**WHAT IS EXPECTED:** Reproduce all of the material exactly as shown.

**PROVIDED INFORMATION:**
..........

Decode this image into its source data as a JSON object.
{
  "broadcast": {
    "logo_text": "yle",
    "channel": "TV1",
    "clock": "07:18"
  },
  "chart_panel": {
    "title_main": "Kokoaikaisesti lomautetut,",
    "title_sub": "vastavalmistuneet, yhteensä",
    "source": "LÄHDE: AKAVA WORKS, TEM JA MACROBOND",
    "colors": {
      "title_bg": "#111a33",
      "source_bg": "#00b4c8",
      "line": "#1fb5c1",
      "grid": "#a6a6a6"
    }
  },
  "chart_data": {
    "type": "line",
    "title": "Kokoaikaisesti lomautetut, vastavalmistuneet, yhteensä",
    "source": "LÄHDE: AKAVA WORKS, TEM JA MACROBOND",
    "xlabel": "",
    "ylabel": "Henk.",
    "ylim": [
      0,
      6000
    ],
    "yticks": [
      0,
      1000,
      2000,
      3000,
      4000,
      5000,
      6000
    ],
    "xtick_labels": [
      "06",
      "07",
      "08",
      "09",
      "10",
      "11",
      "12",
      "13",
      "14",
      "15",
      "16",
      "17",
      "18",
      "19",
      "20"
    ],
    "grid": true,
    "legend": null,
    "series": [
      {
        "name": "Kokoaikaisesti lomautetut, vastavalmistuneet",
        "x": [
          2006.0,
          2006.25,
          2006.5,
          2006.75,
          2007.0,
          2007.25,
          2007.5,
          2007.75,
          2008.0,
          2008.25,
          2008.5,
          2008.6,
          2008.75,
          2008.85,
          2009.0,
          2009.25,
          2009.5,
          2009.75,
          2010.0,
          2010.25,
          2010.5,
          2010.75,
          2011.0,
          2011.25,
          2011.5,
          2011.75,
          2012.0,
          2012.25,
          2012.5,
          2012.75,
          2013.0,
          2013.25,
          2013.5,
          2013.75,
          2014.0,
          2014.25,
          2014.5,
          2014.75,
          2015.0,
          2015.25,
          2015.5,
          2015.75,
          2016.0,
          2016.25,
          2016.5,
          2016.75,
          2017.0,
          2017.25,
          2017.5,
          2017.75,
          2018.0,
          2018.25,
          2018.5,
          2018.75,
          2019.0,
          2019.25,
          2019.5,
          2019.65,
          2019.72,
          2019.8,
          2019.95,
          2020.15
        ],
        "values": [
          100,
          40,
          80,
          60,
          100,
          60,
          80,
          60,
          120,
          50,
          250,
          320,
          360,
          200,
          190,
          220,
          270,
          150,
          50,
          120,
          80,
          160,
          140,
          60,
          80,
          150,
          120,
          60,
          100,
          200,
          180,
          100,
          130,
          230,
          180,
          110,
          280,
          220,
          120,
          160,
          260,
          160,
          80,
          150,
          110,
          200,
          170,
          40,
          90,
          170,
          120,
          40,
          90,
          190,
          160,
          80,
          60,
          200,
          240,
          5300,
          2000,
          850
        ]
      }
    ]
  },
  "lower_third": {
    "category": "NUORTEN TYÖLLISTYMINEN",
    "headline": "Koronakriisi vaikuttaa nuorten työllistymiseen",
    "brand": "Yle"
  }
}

..........

**SOLUTION TO THIS TASK:**
Decode this image into its source data as a JSON object.
{
  "broadcast": {
    "logo_text": "yle",
    "channel": "TV1",
    "clock": "07:18"
  },
  "chart_panel": {
    "title_main": "Kokoaikaisesti lomautetut,",
    "title_sub": "vastavalmistuneet, yhteensä",
    "source": "LÄHDE: AKAVA WORKS, TEM JA MACROBOND",
    "colors": {
      "title_bg": "#111a33",
      "source_bg": "#00b4c8",
      "line": "#1fb5c1",
      "grid": "#a6a6a6"
    }
  },
  "chart_data": {
    "type": "line",
    "title": "Kokoaikaisesti lomautetut, vastavalmistuneet, yhteensä",
    "source": "LÄHDE: AKAVA WORKS, TEM JA MACROBOND",
    "xlabel": "",
    "ylabel": "Henk.",
    "ylim": [
      0,
      6000
    ],
    "yticks": [
      0,
      1000,
      2000,
      3000,
      4000,
      5000,
      6000
    ],
    "xtick_labels": [
      "06",
      "07",
      "08",
      "09",
      "10",
      "11",
      "12",
      "13",
      "14",
      "15",
      "16",
      "17",
      "18",
      "19",
      "20"
    ],
    "grid": true,
    "legend": null,
    "series": [
      {
        "name": "Kokoaikaisesti lomautetut, vastavalmistuneet",
        "x": [
          2006.0,
          2006.25,
          2006.5,
          2006.75,
          2007.0,
          2007.25,
          2007.5,
          2007.75,
          2008.0,
          2008.25,
          2008.5,
          2008.6,
          2008.75,
          2008.85,
          2009.0,
          2009.25,
          2009.5,
          2009.75,
          2010.0,
          2010.25,
          2010.5,
          2010.75,
          2011.0,
          2011.25,
          2011.5,
          2011.75,
          2012.0,
          2012.25,
          2012.5,
          2012.75,
          2013.0,
          2013.25,
          2013.5,
          2013.75,
          2014.0,
          2014.25,
          2014.5,
          2014.75,
          2015.0,
          2015.25,
          2015.5,
          2015.75,
          2016.0,
          2016.25,
          2016.5,
          2016.75,
          2017.0,
          2017.25,
          2017.5,
          2017.75,
          2018.0,
          2018.25,
          2018.5,
          2018.75,
          2019.0,
          2019.25,
          2019.5,
          2019.65,
          2019.72,
          2019.8,
          2019.95,
          2020.15
        ],
        "values": [
          100,
          40,
          80,
          60,
          100,
          60,
          80,
          60,
          120,
          50,
          250,
          320,
          360,
          200,
          190,
          220,
          270,
          150,
          50,
          120,
          80,
          160,
          140,
          60,
          80,
          150,
          120,
          60,
          100,
          200,
          180,
          100,
          130,
          230,
          180,
          110,
          280,
          220,
          120,
          160,
          260,
          160,
          80,
          150,
          110,
          200,
          170,
          40,
          90,
          170,
          120,
          40,
          90,
          190,
          160,
          80,
          60,
          200,
          240,
          5300,
          2000,
          850
        ]
      }
    ]
  },
  "lower_third": {
    "category": "NUORTEN TYÖLLISTYMINEN",
    "headline": "Koronakriisi vaikuttaa nuorten työllistymiseen",
    "brand": "Yle"
  }
}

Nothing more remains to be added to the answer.